= Supplied material =

┄┄┄┄┄┄┄┄┄┄

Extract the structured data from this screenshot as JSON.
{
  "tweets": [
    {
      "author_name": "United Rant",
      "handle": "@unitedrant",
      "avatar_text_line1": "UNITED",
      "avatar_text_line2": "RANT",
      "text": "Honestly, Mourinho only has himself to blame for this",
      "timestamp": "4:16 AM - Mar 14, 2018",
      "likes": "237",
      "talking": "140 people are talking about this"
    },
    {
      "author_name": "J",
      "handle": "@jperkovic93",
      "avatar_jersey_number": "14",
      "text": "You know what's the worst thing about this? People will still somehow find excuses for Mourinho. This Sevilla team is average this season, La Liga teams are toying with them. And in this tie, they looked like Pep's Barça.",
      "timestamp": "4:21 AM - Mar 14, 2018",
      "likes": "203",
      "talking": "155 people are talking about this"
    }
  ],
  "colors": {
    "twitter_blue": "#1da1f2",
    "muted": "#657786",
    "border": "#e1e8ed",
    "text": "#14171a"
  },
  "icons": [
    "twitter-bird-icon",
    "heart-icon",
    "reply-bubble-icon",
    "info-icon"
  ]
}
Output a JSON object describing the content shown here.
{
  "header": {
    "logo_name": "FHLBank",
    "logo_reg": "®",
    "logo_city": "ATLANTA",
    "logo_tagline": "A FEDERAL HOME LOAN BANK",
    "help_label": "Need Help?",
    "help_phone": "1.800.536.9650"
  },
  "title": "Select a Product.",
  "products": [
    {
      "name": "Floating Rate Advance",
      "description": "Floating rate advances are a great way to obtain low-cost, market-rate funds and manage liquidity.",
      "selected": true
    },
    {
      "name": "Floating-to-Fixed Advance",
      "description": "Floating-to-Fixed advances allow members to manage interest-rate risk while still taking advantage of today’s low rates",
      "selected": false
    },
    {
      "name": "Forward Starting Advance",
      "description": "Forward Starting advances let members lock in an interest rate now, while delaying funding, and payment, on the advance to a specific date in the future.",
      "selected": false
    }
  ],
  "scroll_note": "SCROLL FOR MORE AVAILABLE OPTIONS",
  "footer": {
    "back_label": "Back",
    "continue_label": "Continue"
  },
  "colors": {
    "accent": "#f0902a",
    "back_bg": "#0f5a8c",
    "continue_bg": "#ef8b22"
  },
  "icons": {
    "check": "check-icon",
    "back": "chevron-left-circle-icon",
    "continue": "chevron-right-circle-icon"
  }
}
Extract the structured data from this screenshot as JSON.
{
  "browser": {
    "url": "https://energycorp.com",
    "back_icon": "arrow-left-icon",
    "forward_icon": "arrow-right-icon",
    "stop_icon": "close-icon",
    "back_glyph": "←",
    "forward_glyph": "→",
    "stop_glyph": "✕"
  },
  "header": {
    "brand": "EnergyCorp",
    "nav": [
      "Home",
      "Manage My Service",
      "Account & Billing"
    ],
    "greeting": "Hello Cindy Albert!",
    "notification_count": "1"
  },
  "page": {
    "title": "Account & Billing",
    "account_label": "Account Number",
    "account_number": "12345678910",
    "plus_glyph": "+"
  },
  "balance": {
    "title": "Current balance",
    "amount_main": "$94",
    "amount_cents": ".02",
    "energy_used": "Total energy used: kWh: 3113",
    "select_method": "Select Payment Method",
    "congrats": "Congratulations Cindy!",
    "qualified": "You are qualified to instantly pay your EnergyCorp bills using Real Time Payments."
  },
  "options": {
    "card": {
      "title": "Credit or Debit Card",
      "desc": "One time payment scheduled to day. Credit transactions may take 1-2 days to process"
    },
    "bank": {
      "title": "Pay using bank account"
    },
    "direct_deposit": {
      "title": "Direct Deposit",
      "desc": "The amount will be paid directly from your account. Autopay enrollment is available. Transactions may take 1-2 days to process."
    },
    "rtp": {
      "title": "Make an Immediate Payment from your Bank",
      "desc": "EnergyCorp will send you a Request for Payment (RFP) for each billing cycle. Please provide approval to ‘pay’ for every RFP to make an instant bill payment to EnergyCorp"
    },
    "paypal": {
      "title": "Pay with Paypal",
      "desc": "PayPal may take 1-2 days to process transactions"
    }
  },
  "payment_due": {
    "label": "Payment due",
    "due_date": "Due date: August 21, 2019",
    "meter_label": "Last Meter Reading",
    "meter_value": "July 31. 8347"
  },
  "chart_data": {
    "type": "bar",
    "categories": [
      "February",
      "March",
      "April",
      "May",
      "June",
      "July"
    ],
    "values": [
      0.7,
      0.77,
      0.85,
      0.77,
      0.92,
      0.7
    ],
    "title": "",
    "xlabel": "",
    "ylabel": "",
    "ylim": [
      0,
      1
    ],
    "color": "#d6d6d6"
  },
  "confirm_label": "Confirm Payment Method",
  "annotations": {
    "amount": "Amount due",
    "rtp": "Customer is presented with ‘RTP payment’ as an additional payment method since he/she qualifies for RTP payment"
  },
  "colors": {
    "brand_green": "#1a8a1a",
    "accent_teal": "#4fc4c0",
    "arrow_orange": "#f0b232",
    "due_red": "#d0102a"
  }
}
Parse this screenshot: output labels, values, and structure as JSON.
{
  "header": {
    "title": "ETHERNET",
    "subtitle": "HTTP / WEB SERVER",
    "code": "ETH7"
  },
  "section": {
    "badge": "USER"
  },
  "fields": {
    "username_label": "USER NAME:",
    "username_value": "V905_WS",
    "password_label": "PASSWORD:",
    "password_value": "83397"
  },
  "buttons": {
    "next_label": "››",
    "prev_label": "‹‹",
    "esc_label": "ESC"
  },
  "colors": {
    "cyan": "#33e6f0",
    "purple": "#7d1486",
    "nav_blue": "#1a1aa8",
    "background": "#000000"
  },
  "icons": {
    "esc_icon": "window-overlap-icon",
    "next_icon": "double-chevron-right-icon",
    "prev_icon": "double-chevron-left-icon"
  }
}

┄┄┄┄┄┄┄┄┄┄

= Requirements =
Determine the number of lines containing "left". Write only that number.

= Exercise result =
3